** Source **
::::

From identification to segregation


Oct. 8, 2006, midnight | By Ashley Lau | 14 years ago


This editorial represents the views of the Silver Chips editorial board.

On the first day of school, senior Lauren Atha spent the better part of first period standing in line to receive her new white ID, only to be told that because she wasn't in the Magnet program, she couldn't keep it.

Many Blair students had similar experiences during the first week of school as they were told, one by one, that because they had a brown ID and weren't in the Communication and Arts Program, or because they had a red ID and weren't a freshman, their ID was invalid.

The new ID policy has left many Blazers questioning exactly why the administration has pigeonholed them into distinct categories by branding them with a specific colored-coded ID.

Instead of celebrating Blair's diversity, the new ID policy instead reinforces segregation. Self-segregation is already an issue in the student body, and the formal distribution of color-coded IDs has essentially institutionalized the phenomenon.

While the administration's efforts to improve Blair's learning environment through smaller learning communities are commendable, they are counterproductive - instead of building community, they deepen rifts. The ID system has left the student body visibly segregated, alienating students from one another instead of building a welcoming, cohesive environment.

According to Vice Principal Linda Wanner, teachers can now say, "This is my small little group" and inevitably make students feel "part of a group." The problem is that this "small little group" cannot stay together for all seven or eight classes in a day. If students are encouraged only to identify with other students wearing matching IDs, then Blair's melting pot will segregate into isolated subgroups.

Besides establishing a policy of de facto segregation, the new IDs have unleashed more divisive issues. Students are already being punished for failing to conform to new color-coding protocol. "My daughter was already confronted by Ms. Hurley for wearing a lanyard for a program she is not in," one parent wrote on the PTSA list-serv.

Because two of the programs in Blair are highly selective, students in these programs were already differentiated from the rest of the population. The new IDs have only reinforced the isolation. "We adults have to help by not giving the impression that one academy is any more intrinsically worthwhile than any other," another Blair parent wrote on the list-serv.

::::

** Record set **

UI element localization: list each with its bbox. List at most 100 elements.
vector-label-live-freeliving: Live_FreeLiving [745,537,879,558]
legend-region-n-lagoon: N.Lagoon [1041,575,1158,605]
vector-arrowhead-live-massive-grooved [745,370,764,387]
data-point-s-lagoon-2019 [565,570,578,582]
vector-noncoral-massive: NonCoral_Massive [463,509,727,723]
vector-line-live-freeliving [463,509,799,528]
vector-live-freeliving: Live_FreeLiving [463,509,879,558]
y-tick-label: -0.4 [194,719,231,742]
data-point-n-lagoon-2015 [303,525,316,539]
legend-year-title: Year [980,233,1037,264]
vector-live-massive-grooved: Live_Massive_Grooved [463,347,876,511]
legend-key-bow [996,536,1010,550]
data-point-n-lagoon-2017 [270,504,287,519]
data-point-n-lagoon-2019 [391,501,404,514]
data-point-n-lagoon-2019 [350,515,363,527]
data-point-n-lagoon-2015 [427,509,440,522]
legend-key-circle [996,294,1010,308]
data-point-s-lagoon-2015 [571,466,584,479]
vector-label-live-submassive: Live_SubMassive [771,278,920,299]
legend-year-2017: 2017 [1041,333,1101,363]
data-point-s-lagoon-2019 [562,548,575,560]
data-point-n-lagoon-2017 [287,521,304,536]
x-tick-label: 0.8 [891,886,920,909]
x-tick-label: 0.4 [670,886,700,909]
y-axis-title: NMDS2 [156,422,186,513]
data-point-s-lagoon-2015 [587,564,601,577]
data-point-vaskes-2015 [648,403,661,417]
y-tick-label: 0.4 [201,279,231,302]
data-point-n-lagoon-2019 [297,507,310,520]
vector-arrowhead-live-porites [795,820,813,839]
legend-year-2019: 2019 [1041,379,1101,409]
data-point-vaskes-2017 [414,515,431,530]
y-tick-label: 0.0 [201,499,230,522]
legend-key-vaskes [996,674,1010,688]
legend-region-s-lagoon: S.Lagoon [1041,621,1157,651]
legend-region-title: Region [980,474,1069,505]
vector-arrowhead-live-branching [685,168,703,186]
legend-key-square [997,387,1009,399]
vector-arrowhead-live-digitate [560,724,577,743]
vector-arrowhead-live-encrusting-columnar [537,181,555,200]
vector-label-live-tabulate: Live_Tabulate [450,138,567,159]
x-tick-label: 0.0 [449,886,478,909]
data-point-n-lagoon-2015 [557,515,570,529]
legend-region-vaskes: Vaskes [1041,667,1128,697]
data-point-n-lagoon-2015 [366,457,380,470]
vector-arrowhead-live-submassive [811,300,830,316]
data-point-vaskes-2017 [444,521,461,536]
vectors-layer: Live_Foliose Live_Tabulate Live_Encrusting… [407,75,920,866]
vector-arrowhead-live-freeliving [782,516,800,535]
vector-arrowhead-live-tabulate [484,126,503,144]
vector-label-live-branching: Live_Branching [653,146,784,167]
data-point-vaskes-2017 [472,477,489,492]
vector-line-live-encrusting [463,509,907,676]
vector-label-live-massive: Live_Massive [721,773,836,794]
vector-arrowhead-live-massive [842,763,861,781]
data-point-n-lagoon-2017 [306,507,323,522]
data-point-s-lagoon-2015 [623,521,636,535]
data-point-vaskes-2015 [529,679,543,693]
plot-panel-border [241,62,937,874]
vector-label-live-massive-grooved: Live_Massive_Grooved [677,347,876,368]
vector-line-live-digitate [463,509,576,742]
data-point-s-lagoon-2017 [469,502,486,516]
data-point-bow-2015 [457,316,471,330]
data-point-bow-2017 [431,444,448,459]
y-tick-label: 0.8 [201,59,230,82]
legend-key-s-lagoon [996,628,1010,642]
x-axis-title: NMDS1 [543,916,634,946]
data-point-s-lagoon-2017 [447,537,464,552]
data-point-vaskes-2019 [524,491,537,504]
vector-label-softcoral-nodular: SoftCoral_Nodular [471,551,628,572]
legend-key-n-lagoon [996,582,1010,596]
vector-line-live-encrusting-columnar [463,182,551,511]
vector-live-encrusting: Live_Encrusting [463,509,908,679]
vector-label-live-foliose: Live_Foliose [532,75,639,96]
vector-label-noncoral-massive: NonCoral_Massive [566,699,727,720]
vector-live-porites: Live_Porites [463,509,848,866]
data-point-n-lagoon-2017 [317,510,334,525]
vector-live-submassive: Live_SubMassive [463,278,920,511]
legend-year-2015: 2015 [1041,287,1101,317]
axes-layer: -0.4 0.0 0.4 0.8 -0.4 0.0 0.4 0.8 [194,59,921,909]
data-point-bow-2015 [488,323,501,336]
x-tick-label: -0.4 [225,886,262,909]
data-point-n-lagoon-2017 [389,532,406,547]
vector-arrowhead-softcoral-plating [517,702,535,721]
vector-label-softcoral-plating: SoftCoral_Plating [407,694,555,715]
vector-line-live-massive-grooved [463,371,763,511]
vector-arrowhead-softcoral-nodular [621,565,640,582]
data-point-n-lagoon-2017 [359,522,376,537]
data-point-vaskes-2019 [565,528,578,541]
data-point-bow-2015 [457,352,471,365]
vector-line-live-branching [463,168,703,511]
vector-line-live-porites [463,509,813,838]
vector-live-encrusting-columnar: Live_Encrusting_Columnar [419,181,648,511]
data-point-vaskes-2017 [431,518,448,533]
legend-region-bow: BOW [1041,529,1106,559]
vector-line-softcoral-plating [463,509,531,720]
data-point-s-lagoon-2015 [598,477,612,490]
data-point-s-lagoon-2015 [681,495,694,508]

::::

** Tasks **
• a. Copy out the editorial on the color-coded ID policy word for word, from its title through its last sentence.
• b. Echo the rows exactly, beginning at their first line and stopping after the line that contains "legend-year-title: Year [980,233,1037,264]", with both of those lines included.
The editorial and the rows have no connection to each other.

** Solved problems **
• a.
From identification to segregation


Oct. 8, 2006, midnight | By Ashley Lau | 14 years ago


This editorial represents the views of the Silver Chips editorial board.

On the first day of school, senior Lauren Atha spent the better part of first period standing in line to receive her new white ID, only to be told that because she wasn't in the Magnet program, she couldn't keep it.

Many Blair students had similar experiences during the first week of school as they were told, one by one, that because they had a brown ID and weren't in the Communication and Arts Program, or because they had a red ID and weren't a freshman, their ID was invalid.

The new ID policy has left many Blazers questioning exactly why the administration has pigeonholed them into distinct categories by branding them with a specific colored-coded ID.

Instead of celebrating Blair's diversity, the new ID policy instead reinforces segregation. Self-segregation is already an issue in the student body, and the formal distribution of color-coded IDs has essentially institutionalized the phenomenon.

While the administration's efforts to improve Blair's learning environment through smaller learning communities are commendable, they are counterproductive - instead of building community, they deepen rifts. The ID system has left the student body visibly segregated, alienating students from one another instead of building a welcoming, cohesive environment.

According to Vice Principal Linda Wanner, teachers can now say, "This is my small little group" and inevitably make students feel "part of a group." The problem is that this "small little group" cannot stay together for all seven or eight classes in a day. If students are encouraged only to identify with other students wearing matching IDs, then Blair's melting pot will segregate into isolated subgroups.

Besides establishing a policy of de facto segregation, the new IDs have unleashed more divisive issues. Students are already being punished for failing to conform to new color-coding protocol. "My daughter was already confronted by Ms. Hurley for wearing a lanyard for a program she is not in," one parent wrote on the PTSA list-serv.

Because two of the programs in Blair are highly selective, students in these programs were already differentiated from the rest of the population. The new IDs have only reinforced the isolation. "We adults have to help by not giving the impression that one academy is any more intrinsically worthwhile than any other," another Blair parent wrote on the list-serv.

• b.
UI element localization: list each with its bbox. List at most 100 elements.
vector-label-live-freeliving: Live_FreeLiving [745,537,879,558]
legend-region-n-lagoon: N.Lagoon [1041,575,1158,605]
vector-arrowhead-live-massive-grooved [745,370,764,387]
data-point-s-lagoon-2019 [565,570,578,582]
vector-noncoral-massive: NonCoral_Massive [463,509,727,723]
vector-line-live-freeliving [463,509,799,528]
vector-live-freeliving: Live_FreeLiving [463,509,879,558]
y-tick-label: -0.4 [194,719,231,742]
data-point-n-lagoon-2015 [303,525,316,539]
legend-year-title: Year [980,233,1037,264]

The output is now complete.